## Work to complete
The entries below need to be written out exactly, with no pictures included.

----- Records shown

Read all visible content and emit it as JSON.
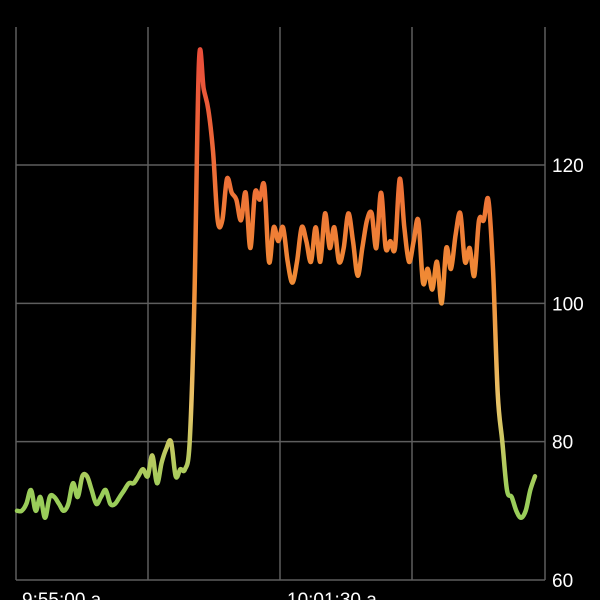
{
  "chart_data": {
    "type": "line",
    "title": "",
    "xlabel": "",
    "ylabel": "",
    "ylim": [
      60,
      140
    ],
    "y_ticks": [
      60,
      80,
      100,
      120
    ],
    "y_tick_labels": [
      "60",
      "80",
      "100",
      "120"
    ],
    "x_tick_labels": [
      "9:55:00 a",
      "10:01:30 a"
    ],
    "grid": true,
    "colors": {
      "low": "#9acd5a",
      "mid": "#e8c468",
      "high": "#f08a35",
      "peak": "#ea4f3a"
    },
    "series": [
      {
        "values": [
          70,
          70,
          71,
          73,
          70,
          72,
          69,
          72,
          72,
          71,
          70,
          71,
          74,
          72,
          75,
          75,
          73,
          71,
          72,
          73,
          71,
          71,
          72,
          73,
          74,
          74,
          75,
          76,
          75,
          78,
          74,
          77,
          79,
          80,
          75,
          76,
          76,
          80,
          100,
          135,
          131,
          128,
          122,
          112,
          112,
          118,
          116,
          115,
          112,
          116,
          108,
          116,
          115,
          117,
          106,
          111,
          109,
          111,
          106,
          103,
          106,
          111,
          109,
          106,
          111,
          106,
          113,
          108,
          111,
          106,
          108,
          113,
          109,
          104,
          108,
          112,
          113,
          108,
          116,
          108,
          109,
          108,
          118,
          111,
          106,
          109,
          112,
          103,
          105,
          102,
          106,
          100,
          108,
          105,
          110,
          113,
          106,
          108,
          104,
          112,
          112,
          115,
          105,
          87,
          80,
          73,
          72,
          70,
          69,
          70,
          73,
          75
        ]
      }
    ]
  }
}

----------

## Exercise response
Read all visible content and emit it as JSON.
{
  "chart_data": {
    "type": "line",
    "title": "",
    "xlabel": "",
    "ylabel": "",
    "ylim": [
      60,
      140
    ],
    "y_ticks": [
      60,
      80,
      100,
      120
    ],
    "y_tick_labels": [
      "60",
      "80",
      "100",
      "120"
    ],
    "x_tick_labels": [
      "9:55:00 a",
      "10:01:30 a"
    ],
    "grid": true,
    "colors": {
      "low": "#9acd5a",
      "mid": "#e8c468",
      "high": "#f08a35",
      "peak": "#ea4f3a"
    },
    "series": [
      {
        "values": [
          70,
          70,
          71,
          73,
          70,
          72,
          69,
          72,
          72,
          71,
          70,
          71,
          74,
          72,
          75,
          75,
          73,
          71,
          72,
          73,
          71,
          71,
          72,
          73,
          74,
          74,
          75,
          76,
          75,
          78,
          74,
          77,
          79,
          80,
          75,
          76,
          76,
          80,
          100,
          135,
          131,
          128,
          122,
          112,
          112,
          118,
          116,
          115,
          112,
          116,
          108,
          116,
          115,
          117,
          106,
          111,
          109,
          111,
          106,
          103,
          106,
          111,
          109,
          106,
          111,
          106,
          113,
          108,
          111,
          106,
          108,
          113,
          109,
          104,
          108,
          112,
          113,
          108,
          116,
          108,
          109,
          108,
          118,
          111,
          106,
          109,
          112,
          103,
          105,
          102,
          106,
          100,
          108,
          105,
          110,
          113,
          106,
          108,
          104,
          112,
          112,
          115,
          105,
          87,
          80,
          73,
          72,
          70,
          69,
          70,
          73,
          75
        ]
      }
    ]
  }
}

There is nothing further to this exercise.